** BEGIN **
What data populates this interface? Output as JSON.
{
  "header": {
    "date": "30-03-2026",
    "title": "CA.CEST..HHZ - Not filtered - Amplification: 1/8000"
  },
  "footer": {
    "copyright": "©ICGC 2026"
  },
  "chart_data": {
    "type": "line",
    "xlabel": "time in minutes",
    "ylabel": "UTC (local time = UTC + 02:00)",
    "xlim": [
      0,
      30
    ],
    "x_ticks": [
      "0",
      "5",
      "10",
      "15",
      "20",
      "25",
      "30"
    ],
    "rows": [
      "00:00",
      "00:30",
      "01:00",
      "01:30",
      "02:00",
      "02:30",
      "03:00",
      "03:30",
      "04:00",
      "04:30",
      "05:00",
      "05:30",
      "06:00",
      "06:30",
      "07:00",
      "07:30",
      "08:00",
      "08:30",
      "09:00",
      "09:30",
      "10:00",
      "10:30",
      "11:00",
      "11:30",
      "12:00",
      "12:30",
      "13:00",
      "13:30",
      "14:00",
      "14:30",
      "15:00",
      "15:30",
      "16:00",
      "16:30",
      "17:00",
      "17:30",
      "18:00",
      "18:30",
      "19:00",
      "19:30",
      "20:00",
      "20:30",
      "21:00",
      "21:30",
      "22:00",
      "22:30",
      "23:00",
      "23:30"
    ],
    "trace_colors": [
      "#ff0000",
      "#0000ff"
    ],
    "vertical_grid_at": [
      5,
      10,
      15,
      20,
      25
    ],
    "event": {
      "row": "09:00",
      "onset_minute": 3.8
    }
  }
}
** END **
(To do)
Transcribe every entry exactly.

(Reply)
What data populates this interface? Output as JSON.
{
  "header": {
    "date": "30-03-2026",
    "title": "CA.CEST..HHZ - Not filtered - Amplification: 1/8000"
  },
  "footer": {
    "copyright": "©ICGC 2026"
  },
  "chart_data": {
    "type": "line",
    "xlabel": "time in minutes",
    "ylabel": "UTC (local time = UTC + 02:00)",
    "xlim": [
      0,
      30
    ],
    "x_ticks": [
      "0",
      "5",
      "10",
      "15",
      "20",
      "25",
      "30"
    ],
    "rows": [
      "00:00",
      "00:30",
      "01:00",
      "01:30",
      "02:00",
      "02:30",
      "03:00",
      "03:30",
      "04:00",
      "04:30",
      "05:00",
      "05:30",
      "06:00",
      "06:30",
      "07:00",
      "07:30",
      "08:00",
      "08:30",
      "09:00",
      "09:30",
      "10:00",
      "10:30",
      "11:00",
      "11:30",
      "12:00",
      "12:30",
      "13:00",
      "13:30",
      "14:00",
      "14:30",
      "15:00",
      "15:30",
      "16:00",
      "16:30",
      "17:00",
      "17:30",
      "18:00",
      "18:30",
      "19:00",
      "19:30",
      "20:00",
      "20:30",
      "21:00",
      "21:30",
      "22:00",
      "22:30",
      "23:00",
      "23:30"
    ],
    "trace_colors": [
      "#ff0000",
      "#0000ff"
    ],
    "vertical_grid_at": [
      5,
      10,
      15,
      20,
      25
    ],
    "event": {
      "row": "09:00",
      "onset_minute": 3.8
    }
  }
}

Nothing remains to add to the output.